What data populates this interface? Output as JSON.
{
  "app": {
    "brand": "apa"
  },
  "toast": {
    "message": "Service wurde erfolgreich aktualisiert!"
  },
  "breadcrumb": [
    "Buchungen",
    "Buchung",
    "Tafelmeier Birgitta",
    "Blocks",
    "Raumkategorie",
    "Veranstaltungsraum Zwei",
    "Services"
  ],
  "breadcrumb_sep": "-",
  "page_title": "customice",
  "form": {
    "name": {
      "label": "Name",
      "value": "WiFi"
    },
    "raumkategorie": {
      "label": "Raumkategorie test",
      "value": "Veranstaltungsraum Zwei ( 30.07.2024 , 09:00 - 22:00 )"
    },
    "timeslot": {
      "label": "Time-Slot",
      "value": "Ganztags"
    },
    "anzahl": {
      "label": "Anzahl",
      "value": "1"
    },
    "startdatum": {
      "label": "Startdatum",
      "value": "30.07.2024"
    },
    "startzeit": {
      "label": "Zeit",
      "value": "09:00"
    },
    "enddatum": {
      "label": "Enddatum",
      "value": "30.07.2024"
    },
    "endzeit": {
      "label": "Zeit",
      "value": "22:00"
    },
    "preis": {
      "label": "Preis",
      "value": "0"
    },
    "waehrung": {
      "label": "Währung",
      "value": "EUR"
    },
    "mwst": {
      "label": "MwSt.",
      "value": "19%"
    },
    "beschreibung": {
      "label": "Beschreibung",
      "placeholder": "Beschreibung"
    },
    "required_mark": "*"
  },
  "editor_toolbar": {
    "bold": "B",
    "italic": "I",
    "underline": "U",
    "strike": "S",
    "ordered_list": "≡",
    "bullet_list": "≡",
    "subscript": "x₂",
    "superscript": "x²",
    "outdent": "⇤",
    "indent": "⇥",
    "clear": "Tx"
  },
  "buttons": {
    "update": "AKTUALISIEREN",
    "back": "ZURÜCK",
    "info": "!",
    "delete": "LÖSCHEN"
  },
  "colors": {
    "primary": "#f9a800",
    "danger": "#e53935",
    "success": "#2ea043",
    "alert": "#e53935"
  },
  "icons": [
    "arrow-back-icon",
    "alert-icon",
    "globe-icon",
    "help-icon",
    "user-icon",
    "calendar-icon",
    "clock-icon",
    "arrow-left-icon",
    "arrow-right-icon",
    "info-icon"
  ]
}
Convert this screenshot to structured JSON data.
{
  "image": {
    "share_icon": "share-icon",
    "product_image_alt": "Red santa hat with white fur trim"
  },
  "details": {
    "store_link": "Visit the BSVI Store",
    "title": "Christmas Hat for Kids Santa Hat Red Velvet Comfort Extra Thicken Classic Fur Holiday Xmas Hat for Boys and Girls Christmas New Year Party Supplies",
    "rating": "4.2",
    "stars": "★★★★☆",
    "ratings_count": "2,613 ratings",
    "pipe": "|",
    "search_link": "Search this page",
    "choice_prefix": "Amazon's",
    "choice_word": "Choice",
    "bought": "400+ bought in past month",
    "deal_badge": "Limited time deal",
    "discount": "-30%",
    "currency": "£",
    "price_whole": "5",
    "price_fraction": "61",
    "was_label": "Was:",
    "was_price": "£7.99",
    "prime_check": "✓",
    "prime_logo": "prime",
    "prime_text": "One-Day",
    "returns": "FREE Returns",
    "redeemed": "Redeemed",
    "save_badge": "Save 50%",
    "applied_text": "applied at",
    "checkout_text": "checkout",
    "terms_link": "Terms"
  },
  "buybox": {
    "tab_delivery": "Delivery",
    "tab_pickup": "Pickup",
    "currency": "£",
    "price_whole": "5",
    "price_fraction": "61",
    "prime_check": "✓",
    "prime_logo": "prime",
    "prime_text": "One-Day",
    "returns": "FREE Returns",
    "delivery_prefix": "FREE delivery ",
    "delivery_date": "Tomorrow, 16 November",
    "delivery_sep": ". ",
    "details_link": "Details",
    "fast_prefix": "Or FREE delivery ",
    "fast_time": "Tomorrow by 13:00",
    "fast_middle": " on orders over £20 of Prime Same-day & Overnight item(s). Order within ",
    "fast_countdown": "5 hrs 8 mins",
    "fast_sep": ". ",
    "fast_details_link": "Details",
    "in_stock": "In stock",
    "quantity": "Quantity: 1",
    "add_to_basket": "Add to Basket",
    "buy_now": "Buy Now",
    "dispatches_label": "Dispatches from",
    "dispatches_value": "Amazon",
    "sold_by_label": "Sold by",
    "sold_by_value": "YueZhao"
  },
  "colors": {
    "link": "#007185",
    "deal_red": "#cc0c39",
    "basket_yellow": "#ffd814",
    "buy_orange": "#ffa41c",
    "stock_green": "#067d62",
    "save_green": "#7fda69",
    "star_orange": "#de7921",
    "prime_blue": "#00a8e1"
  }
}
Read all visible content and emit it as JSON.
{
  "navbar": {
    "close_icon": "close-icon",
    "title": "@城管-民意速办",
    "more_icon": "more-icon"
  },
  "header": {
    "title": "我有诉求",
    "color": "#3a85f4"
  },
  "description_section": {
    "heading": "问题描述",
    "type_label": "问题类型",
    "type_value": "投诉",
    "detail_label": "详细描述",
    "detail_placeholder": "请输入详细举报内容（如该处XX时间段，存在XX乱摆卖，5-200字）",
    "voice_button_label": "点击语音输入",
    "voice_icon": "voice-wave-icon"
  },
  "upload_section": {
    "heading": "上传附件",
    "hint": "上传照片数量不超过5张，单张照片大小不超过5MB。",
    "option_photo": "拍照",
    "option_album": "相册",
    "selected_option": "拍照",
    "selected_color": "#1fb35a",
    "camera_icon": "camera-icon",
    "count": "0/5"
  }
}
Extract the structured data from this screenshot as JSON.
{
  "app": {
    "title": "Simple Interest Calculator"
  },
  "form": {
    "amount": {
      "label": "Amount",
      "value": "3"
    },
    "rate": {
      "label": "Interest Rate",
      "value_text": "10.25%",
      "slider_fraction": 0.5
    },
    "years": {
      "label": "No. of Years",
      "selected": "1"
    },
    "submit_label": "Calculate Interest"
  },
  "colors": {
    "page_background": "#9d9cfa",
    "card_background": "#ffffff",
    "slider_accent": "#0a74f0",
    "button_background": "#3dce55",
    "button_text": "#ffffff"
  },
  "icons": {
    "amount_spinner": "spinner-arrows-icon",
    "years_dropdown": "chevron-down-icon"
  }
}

> **PROBLEM**: Quote each line of the listing above exactly.

> **OUTPUT FOR THIS EXERCISE**:
What data populates this interface? Output as JSON.
{
  "app": {
    "brand": "apa"
  },
  "toast": {
    "message": "Service wurde erfolgreich aktualisiert!"
  },
  "breadcrumb": [
    "Buchungen",
    "Buchung",
    "Tafelmeier Birgitta",
    "Blocks",
    "Raumkategorie",
    "Veranstaltungsraum Zwei",
    "Services"
  ],
  "breadcrumb_sep": "-",
  "page_title": "customice",
  "form": {
    "name": {
      "label": "Name",
      "value": "WiFi"
    },
    "raumkategorie": {
      "label": "Raumkategorie test",
      "value": "Veranstaltungsraum Zwei ( 30.07.2024 , 09:00 - 22:00 )"
    },
    "timeslot": {
      "label": "Time-Slot",
      "value": "Ganztags"
    },
    "anzahl": {
      "label": "Anzahl",
      "value": "1"
    },
    "startdatum": {
      "label": "Startdatum",
      "value": "30.07.2024"
    },
    "startzeit": {
      "label": "Zeit",
      "value": "09:00"
    },
    "enddatum": {
      "label": "Enddatum",
      "value": "30.07.2024"
    },
    "endzeit": {
      "label": "Zeit",
      "value": "22:00"
    },
    "preis": {
      "label": "Preis",
      "value": "0"
    },
    "waehrung": {
      "label": "Währung",
      "value": "EUR"
    },
    "mwst": {
      "label": "MwSt.",
      "value": "19%"
    },
    "beschreibung": {
      "label": "Beschreibung",
      "placeholder": "Beschreibung"
    },
    "required_mark": "*"
  },
  "editor_toolbar": {
    "bold": "B",
    "italic": "I",
    "underline": "U",
    "strike": "S",
    "ordered_list": "≡",
    "bullet_list": "≡",
    "subscript": "x₂",
    "superscript": "x²",
    "outdent": "⇤",
    "indent": "⇥",
    "clear": "Tx"
  },
  "buttons": {
    "update": "AKTUALISIEREN",
    "back": "ZURÜCK",
    "info": "!",
    "delete": "LÖSCHEN"
  },
  "colors": {
    "primary": "#f9a800",
    "danger": "#e53935",
    "success": "#2ea043",
    "alert": "#e53935"
  },
  "icons": [
    "arrow-back-icon",
    "alert-icon",
    "globe-icon",
    "help-icon",
    "user-icon",
    "calendar-icon",
    "clock-icon",
    "arrow-left-icon",
    "arrow-right-icon",
    "info-icon"
  ]
}
Convert this screenshot to structured JSON data.
{
  "image": {
    "share_icon": "share-icon",
    "product_image_alt": "Red santa hat with white fur trim"
  },
  "details": {
    "store_link": "Visit the BSVI Store",
    "title": "Christmas Hat for Kids Santa Hat Red Velvet Comfort Extra Thicken Classic Fur Holiday Xmas Hat for Boys and Girls Christmas New Year Party Supplies",
    "rating": "4.2",
    "stars": "★★★★☆",
    "ratings_count": "2,613 ratings",
    "pipe": "|",
    "search_link": "Search this page",
    "choice_prefix": "Amazon's",
    "choice_word": "Choice",
    "bought": "400+ bought in past month",
    "deal_badge": "Limited time deal",
    "discount": "-30%",
    "currency": "£",
    "price_whole": "5",
    "price_fraction": "61",
    "was_label": "Was:",
    "was_price": "£7.99",
    "prime_check": "✓",
    "prime_logo": "prime",
    "prime_text": "One-Day",
    "returns": "FREE Returns",
    "redeemed": "Redeemed",
    "save_badge": "Save 50%",
    "applied_text": "applied at",
    "checkout_text": "checkout",
    "terms_link": "Terms"
  },
  "buybox": {
    "tab_delivery": "Delivery",
    "tab_pickup": "Pickup",
    "currency": "£",
    "price_whole": "5",
    "price_fraction": "61",
    "prime_check": "✓",
    "prime_logo": "prime",
    "prime_text": "One-Day",
    "returns": "FREE Returns",
    "delivery_prefix": "FREE delivery ",
    "delivery_date": "Tomorrow, 16 November",
    "delivery_sep": ". ",
    "details_link": "Details",
    "fast_prefix": "Or FREE delivery ",
    "fast_time": "Tomorrow by 13:00",
    "fast_middle": " on orders over £20 of Prime Same-day & Overnight item(s). Order within ",
    "fast_countdown": "5 hrs 8 mins",
    "fast_sep": ". ",
    "fast_details_link": "Details",
    "in_stock": "In stock",
    "quantity": "Quantity: 1",
    "add_to_basket": "Add to Basket",
    "buy_now": "Buy Now",
    "dispatches_label": "Dispatches from",
    "dispatches_value": "Amazon",
    "sold_by_label": "Sold by",
    "sold_by_value": "YueZhao"
  },
  "colors": {
    "link": "#007185",
    "deal_red": "#cc0c39",
    "basket_yellow": "#ffd814",
    "buy_orange": "#ffa41c",
    "stock_green": "#067d62",
    "save_green": "#7fda69",
    "star_orange": "#de7921",
    "prime_blue": "#00a8e1"
  }
}
Read all visible content and emit it as JSON.
{
  "navbar": {
    "close_icon": "close-icon",
    "title": "@城管-民意速办",
    "more_icon": "more-icon"
  },
  "header": {
    "title": "我有诉求",
    "color": "#3a85f4"
  },
  "description_section": {
    "heading": "问题描述",
    "type_label": "问题类型",
    "type_value": "投诉",
    "detail_label": "详细描述",
    "detail_placeholder": "请输入详细举报内容（如该处XX时间段，存在XX乱摆卖，5-200字）",
    "voice_button_label": "点击语音输入",
    "voice_icon": "voice-wave-icon"
  },
  "upload_section": {
    "heading": "上传附件",
    "hint": "上传照片数量不超过5张，单张照片大小不超过5MB。",
    "option_photo": "拍照",
    "option_album": "相册",
    "selected_option": "拍照",
    "selected_color": "#1fb35a",
    "camera_icon": "camera-icon",
    "count": "0/5"
  }
}
Extract the structured data from this screenshot as JSON.
{
  "app": {
    "title": "Simple Interest Calculator"
  },
  "form": {
    "amount": {
      "label": "Amount",
      "value": "3"
    },
    "rate": {
      "label": "Interest Rate",
      "value_text": "10.25%",
      "slider_fraction": 0.5
    },
    "years": {
      "label": "No. of Years",
      "selected": "1"
    },
    "submit_label": "Calculate Interest"
  },
  "colors": {
    "page_background": "#9d9cfa",
    "card_background": "#ffffff",
    "slider_accent": "#0a74f0",
    "button_background": "#3dce55",
    "button_text": "#ffffff"
  },
  "icons": {
    "amount_spinner": "spinner-arrows-icon",
    "years_dropdown": "chevron-down-icon"
  }
}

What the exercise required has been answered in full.